ベイカーズフィールドのアリーナも比較的大きい。かなり早く着いたために、まだ閑散としている。しばらく芝生の上で横になり、休んだ。ロデオの開始は7:30pm。1時間前にエントリーを済ませ、出場者のリストを見るとユタから何人かやってくる。知っている名前もあった。ロデオを専門に撮る写真家がいる。そのままロデオ・フォトグラファーと呼ぶが、レイクサイドに来ていた彼がここにいた。あのライディングを撮っていたらしく説明つきで順に見せてくれた。

「最初の出だしはワールドチャンピオン並に、完璧!そのあとブルの上で泳ぎだして、沈んで、あとはご覧のとおり。」
「あんまり見たくないね、あとのほう(笑)。」
「去年テハチャピに来てたろ?そんときのもあるよ。」
「全部でいくら?」
「$20でいいよ?」
「じゃ、後で買うよ。」

結果、買い損ねた。

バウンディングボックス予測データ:
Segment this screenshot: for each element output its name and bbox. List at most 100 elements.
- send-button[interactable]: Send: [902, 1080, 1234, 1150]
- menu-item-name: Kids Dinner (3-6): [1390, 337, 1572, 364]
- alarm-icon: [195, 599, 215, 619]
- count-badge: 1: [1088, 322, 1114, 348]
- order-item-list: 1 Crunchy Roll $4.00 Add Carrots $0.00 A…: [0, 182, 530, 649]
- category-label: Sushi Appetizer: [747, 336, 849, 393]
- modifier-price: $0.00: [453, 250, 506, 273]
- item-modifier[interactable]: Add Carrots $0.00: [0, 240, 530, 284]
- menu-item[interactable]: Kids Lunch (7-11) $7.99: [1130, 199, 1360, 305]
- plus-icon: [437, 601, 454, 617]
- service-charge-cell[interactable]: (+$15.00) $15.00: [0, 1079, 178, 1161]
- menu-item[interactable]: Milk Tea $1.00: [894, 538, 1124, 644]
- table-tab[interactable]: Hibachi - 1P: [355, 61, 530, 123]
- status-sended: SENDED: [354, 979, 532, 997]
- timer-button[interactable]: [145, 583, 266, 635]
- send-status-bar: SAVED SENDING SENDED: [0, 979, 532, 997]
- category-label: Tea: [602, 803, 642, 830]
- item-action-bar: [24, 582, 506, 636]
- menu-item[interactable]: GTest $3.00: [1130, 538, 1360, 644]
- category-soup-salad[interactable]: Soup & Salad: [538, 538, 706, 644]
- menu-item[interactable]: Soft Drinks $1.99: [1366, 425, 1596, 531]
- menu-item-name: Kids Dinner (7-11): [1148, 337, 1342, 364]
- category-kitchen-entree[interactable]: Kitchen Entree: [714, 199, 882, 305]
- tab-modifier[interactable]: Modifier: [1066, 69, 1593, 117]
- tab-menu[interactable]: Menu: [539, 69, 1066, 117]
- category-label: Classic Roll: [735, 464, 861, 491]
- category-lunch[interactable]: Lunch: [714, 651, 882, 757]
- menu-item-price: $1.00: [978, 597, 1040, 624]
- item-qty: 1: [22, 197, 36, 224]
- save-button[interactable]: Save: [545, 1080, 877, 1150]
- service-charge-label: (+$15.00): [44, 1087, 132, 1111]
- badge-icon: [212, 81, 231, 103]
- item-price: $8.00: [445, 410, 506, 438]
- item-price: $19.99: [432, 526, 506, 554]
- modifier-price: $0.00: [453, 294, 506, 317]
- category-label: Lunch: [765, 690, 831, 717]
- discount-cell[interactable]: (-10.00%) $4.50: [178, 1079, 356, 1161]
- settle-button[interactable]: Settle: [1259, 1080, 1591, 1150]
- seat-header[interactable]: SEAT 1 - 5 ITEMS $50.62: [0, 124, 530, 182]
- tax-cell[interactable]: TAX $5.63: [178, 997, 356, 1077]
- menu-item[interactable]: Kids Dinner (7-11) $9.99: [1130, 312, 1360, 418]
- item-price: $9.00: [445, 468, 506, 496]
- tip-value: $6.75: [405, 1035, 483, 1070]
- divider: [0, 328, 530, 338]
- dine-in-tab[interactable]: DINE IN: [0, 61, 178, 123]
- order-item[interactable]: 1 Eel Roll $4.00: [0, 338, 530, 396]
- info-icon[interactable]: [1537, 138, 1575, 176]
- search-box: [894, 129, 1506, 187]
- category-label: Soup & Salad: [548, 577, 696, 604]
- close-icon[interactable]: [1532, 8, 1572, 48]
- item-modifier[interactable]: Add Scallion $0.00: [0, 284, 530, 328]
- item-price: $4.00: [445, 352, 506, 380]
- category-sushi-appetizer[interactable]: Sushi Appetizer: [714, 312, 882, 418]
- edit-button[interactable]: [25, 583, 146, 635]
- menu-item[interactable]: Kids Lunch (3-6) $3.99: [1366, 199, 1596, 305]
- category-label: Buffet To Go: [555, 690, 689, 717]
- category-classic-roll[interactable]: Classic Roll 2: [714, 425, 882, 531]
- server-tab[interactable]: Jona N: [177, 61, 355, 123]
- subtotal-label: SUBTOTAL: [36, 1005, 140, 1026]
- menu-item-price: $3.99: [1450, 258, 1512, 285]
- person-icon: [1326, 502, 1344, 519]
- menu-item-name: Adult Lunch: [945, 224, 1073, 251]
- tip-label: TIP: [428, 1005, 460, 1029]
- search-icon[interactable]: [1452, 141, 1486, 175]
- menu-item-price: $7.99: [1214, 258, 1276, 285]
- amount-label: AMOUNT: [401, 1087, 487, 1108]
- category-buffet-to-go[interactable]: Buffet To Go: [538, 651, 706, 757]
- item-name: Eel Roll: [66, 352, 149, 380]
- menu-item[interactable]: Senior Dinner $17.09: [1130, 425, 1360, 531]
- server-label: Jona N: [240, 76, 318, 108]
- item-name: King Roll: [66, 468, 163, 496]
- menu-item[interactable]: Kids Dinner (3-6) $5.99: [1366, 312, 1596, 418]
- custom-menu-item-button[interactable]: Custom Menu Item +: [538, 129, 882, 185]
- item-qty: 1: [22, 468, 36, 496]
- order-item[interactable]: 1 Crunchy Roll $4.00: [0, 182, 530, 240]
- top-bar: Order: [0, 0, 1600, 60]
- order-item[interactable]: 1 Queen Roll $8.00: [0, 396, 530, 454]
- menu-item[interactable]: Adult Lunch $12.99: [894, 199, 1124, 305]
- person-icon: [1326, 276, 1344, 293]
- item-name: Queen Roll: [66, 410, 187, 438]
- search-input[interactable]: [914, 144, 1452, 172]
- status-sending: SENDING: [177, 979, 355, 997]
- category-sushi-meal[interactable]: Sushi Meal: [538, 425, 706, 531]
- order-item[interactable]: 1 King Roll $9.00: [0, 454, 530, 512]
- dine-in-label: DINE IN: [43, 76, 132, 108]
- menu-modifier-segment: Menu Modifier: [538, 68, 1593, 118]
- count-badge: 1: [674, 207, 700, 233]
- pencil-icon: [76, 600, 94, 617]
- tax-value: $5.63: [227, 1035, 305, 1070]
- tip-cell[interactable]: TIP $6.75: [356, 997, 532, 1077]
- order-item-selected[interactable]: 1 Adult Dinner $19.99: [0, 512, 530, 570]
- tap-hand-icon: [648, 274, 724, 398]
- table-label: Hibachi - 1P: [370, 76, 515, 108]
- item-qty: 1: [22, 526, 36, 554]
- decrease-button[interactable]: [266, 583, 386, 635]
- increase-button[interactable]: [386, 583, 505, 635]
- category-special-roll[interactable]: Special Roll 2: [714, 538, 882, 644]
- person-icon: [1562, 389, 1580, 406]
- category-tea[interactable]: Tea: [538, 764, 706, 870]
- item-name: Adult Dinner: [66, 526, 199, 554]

取り組む課題
1. ロデオに関する文章から、「ベイカーズフィールドのアリー」から「んで、あとはご覧のとおり。」」までを一字一句変えずに書き写してください。
2. ロデオに関する文章の最後の文を引き継ぎ、その先を書き進めてください。

課題の解答
1.
ベイカーズフィールドのアリーナも比較的大きい。かなり早く着いたために、まだ閑散としている。しばらく芝生の上で横になり、休んだ。ロデオの開始は7:30pm。1時間前にエントリーを済ませ、出場者のリストを見るとユタから何人かやってくる。知っている名前もあった。ロデオを専門に撮る写真家がいる。そのままロデオ・フォトグラファーと呼ぶが、レイクサイドに来ていた彼がここにいた。あのライディングを撮っていたらしく説明つきで順に見せてくれた。

「最初の出だしはワールドチャンピオン並に、完璧!そのあとブルの上で泳ぎだして、沈んで、あとはご覧のとおり。」

2.
この日あたったブルは前回のMagic同様ソルトリヴァー・ロデオ社の#6078 Mo Time。スキップと話してみると、以前NFRやPBR World Finalsに出た"Prime Time"というブルの子供だという。良くないワケが無い。サイズとしては先週のMagicと同じくらい。ただ性質は違うらしい。ロデオが始まり、しばらくしてからダイナミック・ストレッチを始めたが、やはり右脚のふくらはぎは伸びない。筋肉やらなにやらが硬直していて、伸ばせない。右脚はそのままにしておいて、他を入念にやった。出番を待つ間、左側のデリヴァリーから出るブルの考えられる動きを全てイメージトレーニングの中で描き出した。"予測"しても、そのとおりにブルは動かない。彼がどう動くかは誰にも分からない。それなので予測はしない。ただ、頭の中で想像を越えるような動きも引き出しの中に入れておくと、リアクト(react)までの時間を多少縮められると思うからだ。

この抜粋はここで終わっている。